++++ Records provided
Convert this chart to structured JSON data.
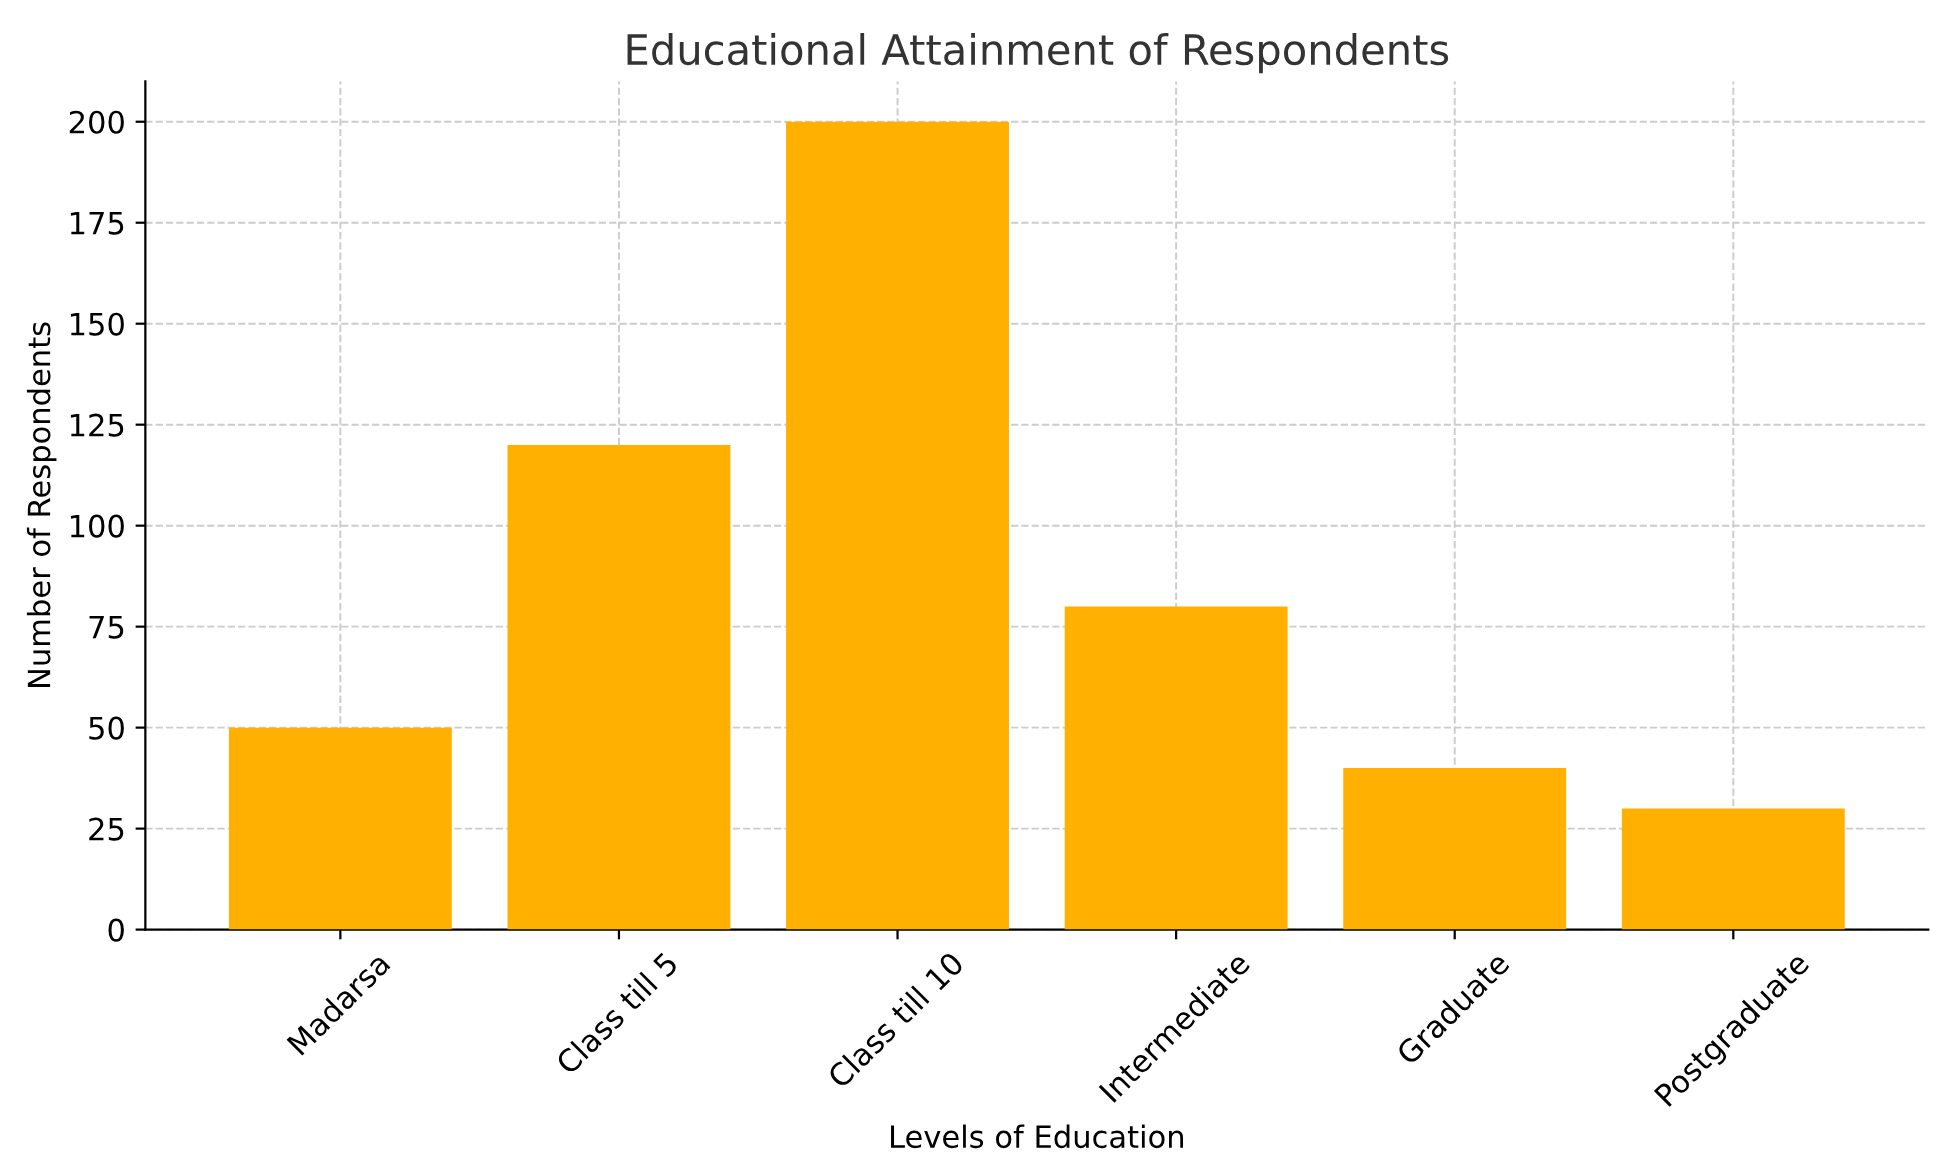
{
  "chart_data": {
    "type": "bar",
    "title": "Educational Attainment of Respondents",
    "xlabel": "Levels of Education",
    "ylabel": "Number of Respondents",
    "categories": [
      "Madarsa",
      "Class till 5",
      "Class till 10",
      "Intermediate",
      "Graduate",
      "Postgraduate"
    ],
    "values": [
      50,
      120,
      200,
      80,
      40,
      30
    ],
    "color": "#ffb000",
    "ylim": [
      0,
      210
    ],
    "yticks": [
      0,
      25,
      50,
      75,
      100,
      125,
      150,
      175,
      200
    ],
    "grid": true,
    "line_style": "dashed"
  }
}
++++++++
Return the whole listing, word for word, and leave out every picture.

Convert this chart to structured JSON data.
{
  "chart_data": {
    "type": "bar",
    "title": "Educational Attainment of Respondents",
    "xlabel": "Levels of Education",
    "ylabel": "Number of Respondents",
    "categories": [
      "Madarsa",
      "Class till 5",
      "Class till 10",
      "Intermediate",
      "Graduate",
      "Postgraduate"
    ],
    "values": [
      50,
      120,
      200,
      80,
      40,
      30
    ],
    "color": "#ffb000",
    "ylim": [
      0,
      210
    ],
    "yticks": [
      0,
      25,
      50,
      75,
      100,
      125,
      150,
      175,
      200
    ],
    "grid": true,
    "line_style": "dashed"
  }
}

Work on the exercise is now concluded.